### Task item:
Reproduce the full set of records that follow, exactly as shown.

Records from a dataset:
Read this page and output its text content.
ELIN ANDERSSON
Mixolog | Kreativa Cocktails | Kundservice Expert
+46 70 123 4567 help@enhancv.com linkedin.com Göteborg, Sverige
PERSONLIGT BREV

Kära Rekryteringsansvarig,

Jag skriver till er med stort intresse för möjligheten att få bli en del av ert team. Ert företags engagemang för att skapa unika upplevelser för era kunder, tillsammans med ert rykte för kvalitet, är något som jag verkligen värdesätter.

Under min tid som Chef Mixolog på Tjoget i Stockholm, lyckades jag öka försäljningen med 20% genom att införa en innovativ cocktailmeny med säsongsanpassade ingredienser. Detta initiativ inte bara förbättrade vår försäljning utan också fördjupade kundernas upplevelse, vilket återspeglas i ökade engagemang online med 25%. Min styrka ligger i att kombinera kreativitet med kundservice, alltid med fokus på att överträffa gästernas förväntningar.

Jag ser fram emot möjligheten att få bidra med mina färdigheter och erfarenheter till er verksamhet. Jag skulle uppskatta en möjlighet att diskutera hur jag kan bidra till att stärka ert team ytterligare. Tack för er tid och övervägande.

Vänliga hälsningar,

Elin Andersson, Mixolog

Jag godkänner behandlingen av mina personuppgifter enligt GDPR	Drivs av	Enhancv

### Answer to the exercise:
Read this page and output its text content.
ELIN ANDERSSON
Mixolog | Kreativa Cocktails | Kundservice Expert
+46 70 123 4567 help@enhancv.com linkedin.com Göteborg, Sverige
PERSONLIGT BREV

Kära Rekryteringsansvarig,

Jag skriver till er med stort intresse för möjligheten att få bli en del av ert team. Ert företags engagemang för att skapa unika upplevelser för era kunder, tillsammans med ert rykte för kvalitet, är något som jag verkligen värdesätter.

Under min tid som Chef Mixolog på Tjoget i Stockholm, lyckades jag öka försäljningen med 20% genom att införa en innovativ cocktailmeny med säsongsanpassade ingredienser. Detta initiativ inte bara förbättrade vår försäljning utan också fördjupade kundernas upplevelse, vilket återspeglas i ökade engagemang online med 25%. Min styrka ligger i att kombinera kreativitet med kundservice, alltid med fokus på att överträffa gästernas förväntningar.

Jag ser fram emot möjligheten att få bidra med mina färdigheter och erfarenheter till er verksamhet. Jag skulle uppskatta en möjlighet att diskutera hur jag kan bidra till att stärka ert team ytterligare. Tack för er tid och övervägande.

Vänliga hälsningar,

Elin Andersson, Mixolog

Jag godkänner behandlingen av mina personuppgifter enligt GDPR	Drivs av	Enhancv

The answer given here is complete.